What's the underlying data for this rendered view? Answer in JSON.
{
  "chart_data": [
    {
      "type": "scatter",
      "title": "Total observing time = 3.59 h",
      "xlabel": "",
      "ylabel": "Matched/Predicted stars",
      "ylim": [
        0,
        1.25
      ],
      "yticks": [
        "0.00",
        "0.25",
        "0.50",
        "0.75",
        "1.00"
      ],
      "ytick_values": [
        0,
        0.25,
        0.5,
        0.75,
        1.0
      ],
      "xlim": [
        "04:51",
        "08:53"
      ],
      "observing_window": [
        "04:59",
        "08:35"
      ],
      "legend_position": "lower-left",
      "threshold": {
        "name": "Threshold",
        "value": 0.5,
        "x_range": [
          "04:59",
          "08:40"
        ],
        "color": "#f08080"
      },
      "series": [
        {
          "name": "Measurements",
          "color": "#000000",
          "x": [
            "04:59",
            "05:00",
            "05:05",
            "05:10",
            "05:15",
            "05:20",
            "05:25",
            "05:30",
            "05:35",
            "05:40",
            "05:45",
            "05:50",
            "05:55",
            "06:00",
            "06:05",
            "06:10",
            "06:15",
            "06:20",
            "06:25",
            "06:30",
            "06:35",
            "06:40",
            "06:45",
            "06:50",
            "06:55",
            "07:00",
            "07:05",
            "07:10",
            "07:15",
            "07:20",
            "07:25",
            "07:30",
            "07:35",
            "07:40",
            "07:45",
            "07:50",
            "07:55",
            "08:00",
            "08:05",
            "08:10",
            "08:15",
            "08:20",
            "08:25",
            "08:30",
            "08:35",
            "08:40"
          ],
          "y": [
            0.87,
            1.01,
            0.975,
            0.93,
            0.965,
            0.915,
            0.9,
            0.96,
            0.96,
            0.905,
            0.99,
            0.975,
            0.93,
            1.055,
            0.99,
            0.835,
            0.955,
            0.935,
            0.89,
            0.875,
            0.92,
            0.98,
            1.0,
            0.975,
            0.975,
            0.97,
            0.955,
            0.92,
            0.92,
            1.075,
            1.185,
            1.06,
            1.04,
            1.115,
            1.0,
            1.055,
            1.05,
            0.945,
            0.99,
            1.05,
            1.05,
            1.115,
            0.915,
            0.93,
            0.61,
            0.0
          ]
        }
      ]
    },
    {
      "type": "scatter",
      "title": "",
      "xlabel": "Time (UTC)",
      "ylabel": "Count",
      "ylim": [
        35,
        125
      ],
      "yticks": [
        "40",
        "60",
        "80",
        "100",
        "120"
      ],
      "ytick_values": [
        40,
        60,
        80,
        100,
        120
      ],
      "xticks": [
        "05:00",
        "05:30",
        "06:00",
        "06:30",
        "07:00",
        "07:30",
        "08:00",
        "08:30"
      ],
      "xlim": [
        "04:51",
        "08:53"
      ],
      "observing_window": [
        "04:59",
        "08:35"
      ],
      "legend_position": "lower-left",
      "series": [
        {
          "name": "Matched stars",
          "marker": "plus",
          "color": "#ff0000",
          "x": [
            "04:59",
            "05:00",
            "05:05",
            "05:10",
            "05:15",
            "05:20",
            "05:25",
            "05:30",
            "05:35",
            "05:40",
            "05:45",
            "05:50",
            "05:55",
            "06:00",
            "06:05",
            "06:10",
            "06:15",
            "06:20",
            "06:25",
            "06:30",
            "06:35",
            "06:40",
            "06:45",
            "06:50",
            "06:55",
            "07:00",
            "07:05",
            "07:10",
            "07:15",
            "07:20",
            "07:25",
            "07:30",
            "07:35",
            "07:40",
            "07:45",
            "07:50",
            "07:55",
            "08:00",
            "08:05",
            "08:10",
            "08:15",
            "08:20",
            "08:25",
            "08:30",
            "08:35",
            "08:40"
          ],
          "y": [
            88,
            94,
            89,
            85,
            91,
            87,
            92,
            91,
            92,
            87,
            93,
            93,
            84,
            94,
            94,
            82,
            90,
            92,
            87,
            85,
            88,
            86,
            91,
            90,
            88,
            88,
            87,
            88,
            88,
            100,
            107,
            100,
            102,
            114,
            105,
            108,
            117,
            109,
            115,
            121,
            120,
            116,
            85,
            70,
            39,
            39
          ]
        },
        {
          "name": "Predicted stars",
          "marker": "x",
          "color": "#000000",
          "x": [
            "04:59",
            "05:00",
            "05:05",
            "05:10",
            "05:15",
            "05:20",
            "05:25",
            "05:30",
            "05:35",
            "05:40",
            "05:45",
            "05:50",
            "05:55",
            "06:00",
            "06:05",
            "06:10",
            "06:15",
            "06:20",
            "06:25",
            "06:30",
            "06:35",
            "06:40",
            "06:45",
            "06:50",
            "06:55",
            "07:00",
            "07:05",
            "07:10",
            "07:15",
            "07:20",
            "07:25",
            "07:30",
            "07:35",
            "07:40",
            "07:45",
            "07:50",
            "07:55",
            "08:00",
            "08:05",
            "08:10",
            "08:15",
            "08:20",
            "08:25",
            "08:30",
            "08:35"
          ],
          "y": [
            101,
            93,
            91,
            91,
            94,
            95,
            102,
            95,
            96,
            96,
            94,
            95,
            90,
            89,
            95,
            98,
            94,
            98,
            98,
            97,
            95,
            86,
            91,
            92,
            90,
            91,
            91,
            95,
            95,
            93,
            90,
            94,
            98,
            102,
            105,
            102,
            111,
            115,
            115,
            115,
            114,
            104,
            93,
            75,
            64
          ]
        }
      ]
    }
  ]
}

────────

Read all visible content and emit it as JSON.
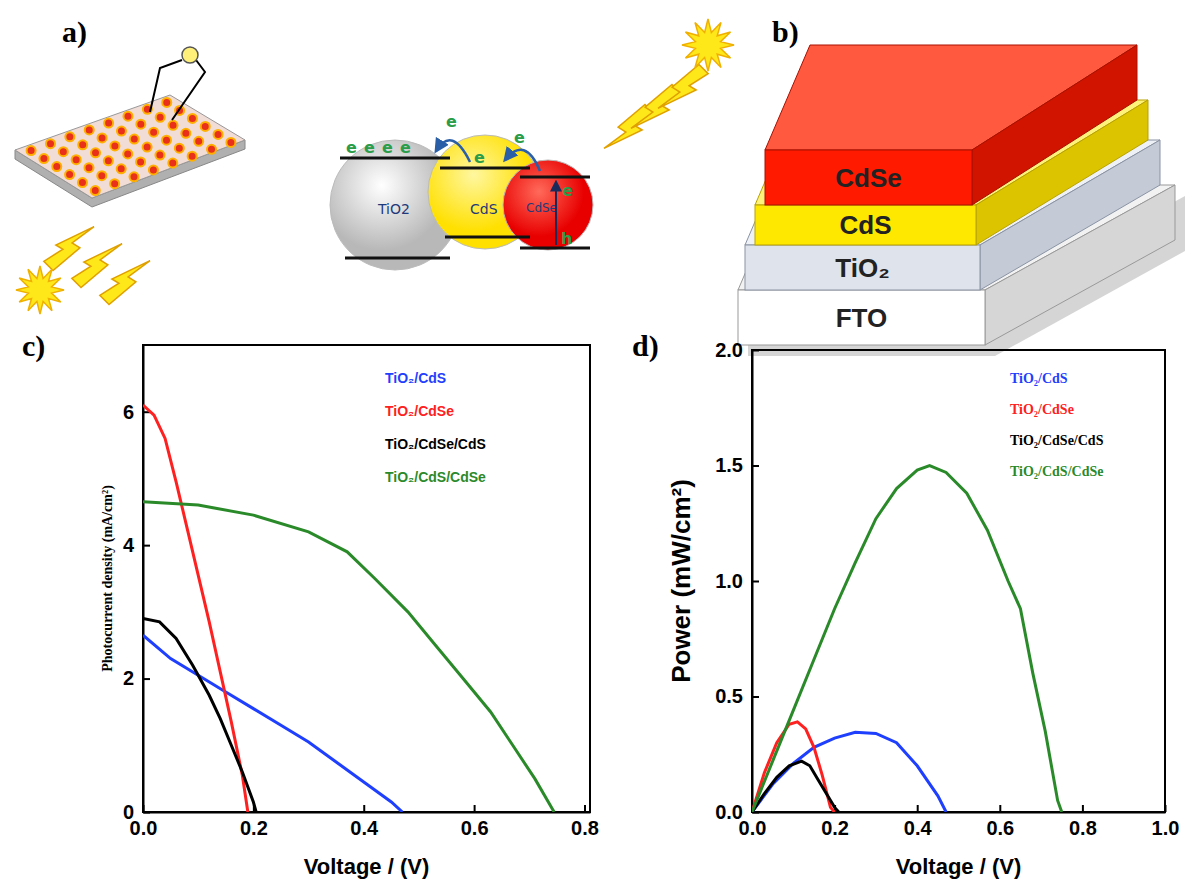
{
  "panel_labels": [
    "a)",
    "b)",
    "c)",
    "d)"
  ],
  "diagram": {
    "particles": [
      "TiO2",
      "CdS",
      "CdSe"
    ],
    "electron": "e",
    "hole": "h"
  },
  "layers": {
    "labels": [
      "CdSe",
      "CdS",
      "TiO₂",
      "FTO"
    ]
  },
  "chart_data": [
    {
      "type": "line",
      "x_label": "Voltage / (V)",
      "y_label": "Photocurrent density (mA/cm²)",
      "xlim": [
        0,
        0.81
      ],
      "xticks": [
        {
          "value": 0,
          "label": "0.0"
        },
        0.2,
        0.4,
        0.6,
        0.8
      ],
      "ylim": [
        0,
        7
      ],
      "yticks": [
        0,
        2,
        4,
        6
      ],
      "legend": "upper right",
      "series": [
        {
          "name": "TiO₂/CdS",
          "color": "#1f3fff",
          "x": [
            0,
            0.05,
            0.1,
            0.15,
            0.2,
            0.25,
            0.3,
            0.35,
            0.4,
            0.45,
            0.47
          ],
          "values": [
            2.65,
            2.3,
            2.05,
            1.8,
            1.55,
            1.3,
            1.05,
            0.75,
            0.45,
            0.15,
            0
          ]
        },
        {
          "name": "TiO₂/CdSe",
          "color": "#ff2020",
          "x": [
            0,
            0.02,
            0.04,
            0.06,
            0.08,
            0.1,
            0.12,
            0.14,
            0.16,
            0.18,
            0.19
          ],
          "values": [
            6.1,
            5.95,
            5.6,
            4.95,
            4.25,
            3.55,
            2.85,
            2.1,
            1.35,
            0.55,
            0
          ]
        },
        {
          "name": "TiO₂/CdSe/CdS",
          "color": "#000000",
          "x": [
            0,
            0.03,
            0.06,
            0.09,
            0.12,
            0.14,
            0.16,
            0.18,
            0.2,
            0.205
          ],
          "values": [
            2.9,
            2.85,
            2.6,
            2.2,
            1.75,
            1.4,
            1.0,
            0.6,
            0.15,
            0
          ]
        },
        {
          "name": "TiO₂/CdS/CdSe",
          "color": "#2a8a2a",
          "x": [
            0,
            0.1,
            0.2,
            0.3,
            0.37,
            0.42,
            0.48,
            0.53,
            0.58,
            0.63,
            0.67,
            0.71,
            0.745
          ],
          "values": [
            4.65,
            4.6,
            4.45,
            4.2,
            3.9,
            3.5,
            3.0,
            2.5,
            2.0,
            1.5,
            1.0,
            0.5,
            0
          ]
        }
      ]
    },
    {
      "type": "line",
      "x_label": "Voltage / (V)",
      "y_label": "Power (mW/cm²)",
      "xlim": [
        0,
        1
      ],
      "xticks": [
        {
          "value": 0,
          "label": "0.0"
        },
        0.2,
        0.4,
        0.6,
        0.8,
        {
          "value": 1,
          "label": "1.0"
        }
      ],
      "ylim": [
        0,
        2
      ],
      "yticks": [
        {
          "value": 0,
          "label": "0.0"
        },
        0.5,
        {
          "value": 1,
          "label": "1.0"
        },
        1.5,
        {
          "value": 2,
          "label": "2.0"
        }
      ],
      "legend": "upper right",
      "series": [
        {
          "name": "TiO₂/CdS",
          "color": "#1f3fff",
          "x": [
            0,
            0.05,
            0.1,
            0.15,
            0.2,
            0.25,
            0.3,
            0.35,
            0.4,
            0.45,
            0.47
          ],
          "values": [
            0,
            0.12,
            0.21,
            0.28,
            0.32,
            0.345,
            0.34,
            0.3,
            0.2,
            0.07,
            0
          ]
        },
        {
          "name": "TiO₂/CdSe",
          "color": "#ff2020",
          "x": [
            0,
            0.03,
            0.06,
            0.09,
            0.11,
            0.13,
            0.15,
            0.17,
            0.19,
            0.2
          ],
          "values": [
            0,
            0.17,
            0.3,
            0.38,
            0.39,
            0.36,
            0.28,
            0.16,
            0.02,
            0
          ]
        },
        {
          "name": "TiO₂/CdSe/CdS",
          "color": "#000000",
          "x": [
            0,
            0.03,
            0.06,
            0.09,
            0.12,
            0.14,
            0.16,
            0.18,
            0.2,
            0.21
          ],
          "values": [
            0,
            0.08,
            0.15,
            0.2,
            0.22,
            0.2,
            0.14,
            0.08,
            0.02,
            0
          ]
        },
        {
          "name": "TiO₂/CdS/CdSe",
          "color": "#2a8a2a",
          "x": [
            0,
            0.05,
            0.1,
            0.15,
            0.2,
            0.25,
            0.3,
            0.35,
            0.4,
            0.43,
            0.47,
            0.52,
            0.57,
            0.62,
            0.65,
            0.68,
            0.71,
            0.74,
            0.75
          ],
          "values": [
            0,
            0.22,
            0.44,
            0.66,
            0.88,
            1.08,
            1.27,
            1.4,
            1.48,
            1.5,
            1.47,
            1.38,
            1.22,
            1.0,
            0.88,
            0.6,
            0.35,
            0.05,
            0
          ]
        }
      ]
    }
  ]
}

────────

**Written problem**
Return each line among the entries that holds the word "title".

**Completed task**
      "title": "Total observing time = 3.59 h",
      "title": "",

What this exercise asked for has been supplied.